_Data records_:
——————
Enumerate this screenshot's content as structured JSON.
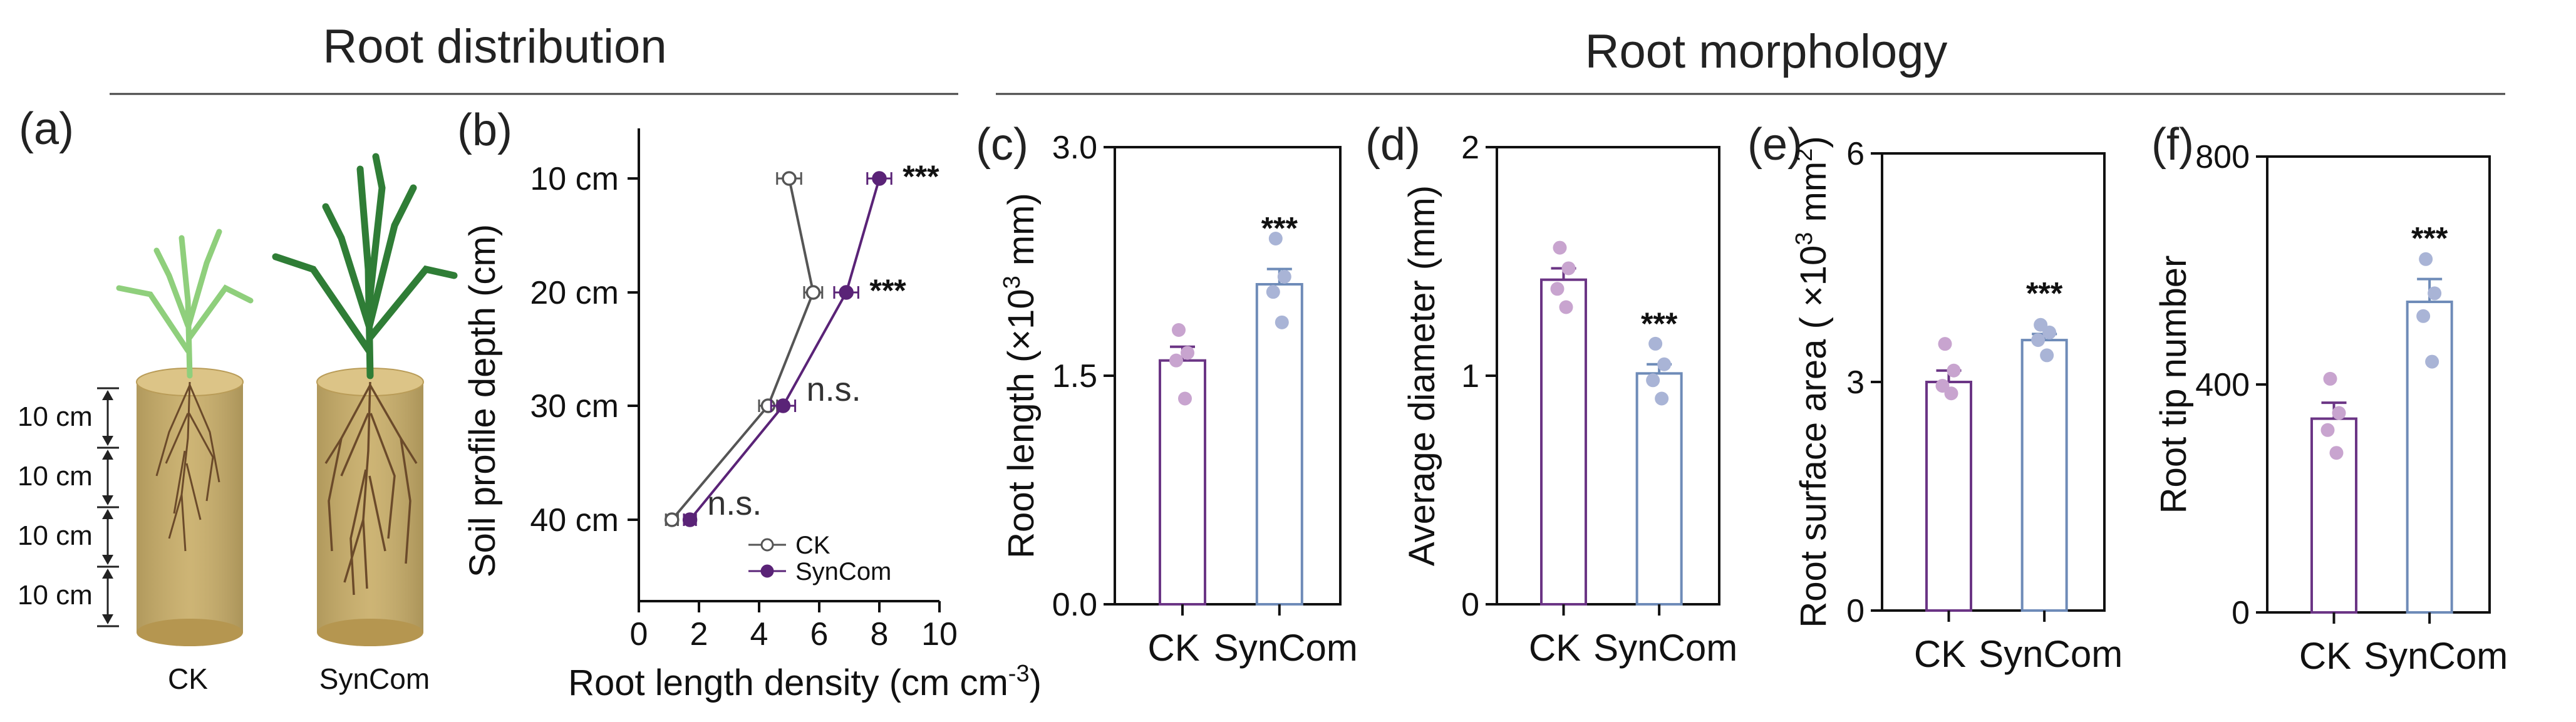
{
  "headers": {
    "left": "Root distribution",
    "right": "Root morphology"
  },
  "colors": {
    "ck": "#6b3585",
    "syncom": "#6e8bb8",
    "ck_dot": "#c8a4cf",
    "syncom_dot": "#a9b4d6",
    "gray": "#555555",
    "purple": "#5a2377",
    "soil": "#c8ad68",
    "soil_dark": "#a68b46",
    "leaf": "#3a8d3f"
  },
  "panel_a": {
    "label": "(a)",
    "treatments": [
      "CK",
      "SynCom"
    ],
    "depth_labels": [
      "10 cm",
      "10 cm",
      "10 cm",
      "10 cm"
    ]
  },
  "panel_b": {
    "label": "(b)",
    "ylabel": "Soil profile depth (cm)",
    "xlabel": "Root length density (cm cm",
    "xlabel_sup": "-3",
    "xlabel_end": ")"
  },
  "chart_data": [
    {
      "panel": "b",
      "type": "line",
      "orientation": "horizontal-profile",
      "title": "",
      "xlabel": "Root length density (cm cm-3)",
      "ylabel": "Soil profile depth (cm)",
      "xlim": [
        0,
        10
      ],
      "xticks": [
        "0",
        "2",
        "4",
        "6",
        "8",
        "10"
      ],
      "categories": [
        "10 cm",
        "20 cm",
        "30 cm",
        "40 cm"
      ],
      "series": [
        {
          "name": "CK",
          "values": [
            5.0,
            5.8,
            4.3,
            1.1
          ],
          "errors": [
            0.4,
            0.3,
            0.3,
            0.2
          ]
        },
        {
          "name": "SynCom",
          "values": [
            8.0,
            6.9,
            4.8,
            1.7
          ],
          "errors": [
            0.4,
            0.4,
            0.4,
            0.2
          ]
        }
      ],
      "annotations": [
        "***",
        "***",
        "n.s.",
        "n.s."
      ],
      "legend": "bottom-right"
    },
    {
      "panel": "c",
      "label": "(c)",
      "type": "bar",
      "ylabel": "Root length (×10",
      "ylabel_sup": "3",
      "ylabel_end": " mm)",
      "categories": [
        "CK",
        "SynCom"
      ],
      "values": [
        1.6,
        2.1
      ],
      "errors": [
        0.09,
        0.1
      ],
      "points": [
        [
          1.8,
          1.65,
          1.6,
          1.35
        ],
        [
          2.4,
          2.15,
          2.05,
          1.85
        ]
      ],
      "ylim": [
        0,
        3
      ],
      "yticks": [
        "0.0",
        "1.5",
        "3.0"
      ],
      "tick_values": [
        0,
        1.5,
        3.0
      ],
      "significance": "***"
    },
    {
      "panel": "d",
      "label": "(d)",
      "type": "bar",
      "ylabel": "Average diameter (mm)",
      "ylabel_sup": "",
      "ylabel_end": "",
      "categories": [
        "CK",
        "SynCom"
      ],
      "values": [
        1.42,
        1.01
      ],
      "errors": [
        0.05,
        0.04
      ],
      "points": [
        [
          1.56,
          1.47,
          1.38,
          1.3
        ],
        [
          1.14,
          1.05,
          0.98,
          0.9
        ]
      ],
      "ylim": [
        0,
        2
      ],
      "yticks": [
        "0",
        "1",
        "2"
      ],
      "tick_values": [
        0,
        1,
        2
      ],
      "significance": "***"
    },
    {
      "panel": "e",
      "label": "(e)",
      "type": "bar",
      "ylabel": "Root surface area ( ×10",
      "ylabel_sup": "3",
      "ylabel_end": " mm",
      "ylabel_sup2": "2",
      "ylabel_end2": ")",
      "categories": [
        "CK",
        "SynCom"
      ],
      "values": [
        3.0,
        3.55
      ],
      "errors": [
        0.15,
        0.08
      ],
      "points": [
        [
          3.5,
          3.15,
          2.95,
          2.85
        ],
        [
          3.75,
          3.65,
          3.55,
          3.35
        ]
      ],
      "ylim": [
        0,
        6
      ],
      "yticks": [
        "0",
        "3",
        "6"
      ],
      "tick_values": [
        0,
        3,
        6
      ],
      "significance": "***"
    },
    {
      "panel": "f",
      "label": "(f)",
      "type": "bar",
      "ylabel": "Root tip number",
      "ylabel_sup": "",
      "ylabel_end": "",
      "categories": [
        "CK",
        "SynCom"
      ],
      "values": [
        340,
        545
      ],
      "errors": [
        28,
        40
      ],
      "points": [
        [
          410,
          350,
          320,
          280
        ],
        [
          620,
          560,
          520,
          440
        ]
      ],
      "ylim": [
        0,
        800
      ],
      "yticks": [
        "0",
        "400",
        "800"
      ],
      "tick_values": [
        0,
        400,
        800
      ],
      "significance": "***"
    }
  ]
}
——————
_Objective_:
The entries above are to be returned exactly, without their pictures.

_Finished exercise_:
Enumerate this screenshot's content as structured JSON.
{
  "headers": {
    "left": "Root distribution",
    "right": "Root morphology"
  },
  "colors": {
    "ck": "#6b3585",
    "syncom": "#6e8bb8",
    "ck_dot": "#c8a4cf",
    "syncom_dot": "#a9b4d6",
    "gray": "#555555",
    "purple": "#5a2377",
    "soil": "#c8ad68",
    "soil_dark": "#a68b46",
    "leaf": "#3a8d3f"
  },
  "panel_a": {
    "label": "(a)",
    "treatments": [
      "CK",
      "SynCom"
    ],
    "depth_labels": [
      "10 cm",
      "10 cm",
      "10 cm",
      "10 cm"
    ]
  },
  "panel_b": {
    "label": "(b)",
    "ylabel": "Soil profile depth (cm)",
    "xlabel": "Root length density (cm cm",
    "xlabel_sup": "-3",
    "xlabel_end": ")"
  },
  "chart_data": [
    {
      "panel": "b",
      "type": "line",
      "orientation": "horizontal-profile",
      "title": "",
      "xlabel": "Root length density (cm cm-3)",
      "ylabel": "Soil profile depth (cm)",
      "xlim": [
        0,
        10
      ],
      "xticks": [
        "0",
        "2",
        "4",
        "6",
        "8",
        "10"
      ],
      "categories": [
        "10 cm",
        "20 cm",
        "30 cm",
        "40 cm"
      ],
      "series": [
        {
          "name": "CK",
          "values": [
            5.0,
            5.8,
            4.3,
            1.1
          ],
          "errors": [
            0.4,
            0.3,
            0.3,
            0.2
          ]
        },
        {
          "name": "SynCom",
          "values": [
            8.0,
            6.9,
            4.8,
            1.7
          ],
          "errors": [
            0.4,
            0.4,
            0.4,
            0.2
          ]
        }
      ],
      "annotations": [
        "***",
        "***",
        "n.s.",
        "n.s."
      ],
      "legend": "bottom-right"
    },
    {
      "panel": "c",
      "label": "(c)",
      "type": "bar",
      "ylabel": "Root length (×10",
      "ylabel_sup": "3",
      "ylabel_end": " mm)",
      "categories": [
        "CK",
        "SynCom"
      ],
      "values": [
        1.6,
        2.1
      ],
      "errors": [
        0.09,
        0.1
      ],
      "points": [
        [
          1.8,
          1.65,
          1.6,
          1.35
        ],
        [
          2.4,
          2.15,
          2.05,
          1.85
        ]
      ],
      "ylim": [
        0,
        3
      ],
      "yticks": [
        "0.0",
        "1.5",
        "3.0"
      ],
      "tick_values": [
        0,
        1.5,
        3.0
      ],
      "significance": "***"
    },
    {
      "panel": "d",
      "label": "(d)",
      "type": "bar",
      "ylabel": "Average diameter (mm)",
      "ylabel_sup": "",
      "ylabel_end": "",
      "categories": [
        "CK",
        "SynCom"
      ],
      "values": [
        1.42,
        1.01
      ],
      "errors": [
        0.05,
        0.04
      ],
      "points": [
        [
          1.56,
          1.47,
          1.38,
          1.3
        ],
        [
          1.14,
          1.05,
          0.98,
          0.9
        ]
      ],
      "ylim": [
        0,
        2
      ],
      "yticks": [
        "0",
        "1",
        "2"
      ],
      "tick_values": [
        0,
        1,
        2
      ],
      "significance": "***"
    },
    {
      "panel": "e",
      "label": "(e)",
      "type": "bar",
      "ylabel": "Root surface area ( ×10",
      "ylabel_sup": "3",
      "ylabel_end": " mm",
      "ylabel_sup2": "2",
      "ylabel_end2": ")",
      "categories": [
        "CK",
        "SynCom"
      ],
      "values": [
        3.0,
        3.55
      ],
      "errors": [
        0.15,
        0.08
      ],
      "points": [
        [
          3.5,
          3.15,
          2.95,
          2.85
        ],
        [
          3.75,
          3.65,
          3.55,
          3.35
        ]
      ],
      "ylim": [
        0,
        6
      ],
      "yticks": [
        "0",
        "3",
        "6"
      ],
      "tick_values": [
        0,
        3,
        6
      ],
      "significance": "***"
    },
    {
      "panel": "f",
      "label": "(f)",
      "type": "bar",
      "ylabel": "Root tip number",
      "ylabel_sup": "",
      "ylabel_end": "",
      "categories": [
        "CK",
        "SynCom"
      ],
      "values": [
        340,
        545
      ],
      "errors": [
        28,
        40
      ],
      "points": [
        [
          410,
          350,
          320,
          280
        ],
        [
          620,
          560,
          520,
          440
        ]
      ],
      "ylim": [
        0,
        800
      ],
      "yticks": [
        "0",
        "400",
        "800"
      ],
      "tick_values": [
        0,
        400,
        800
      ],
      "significance": "***"
    }
  ]
}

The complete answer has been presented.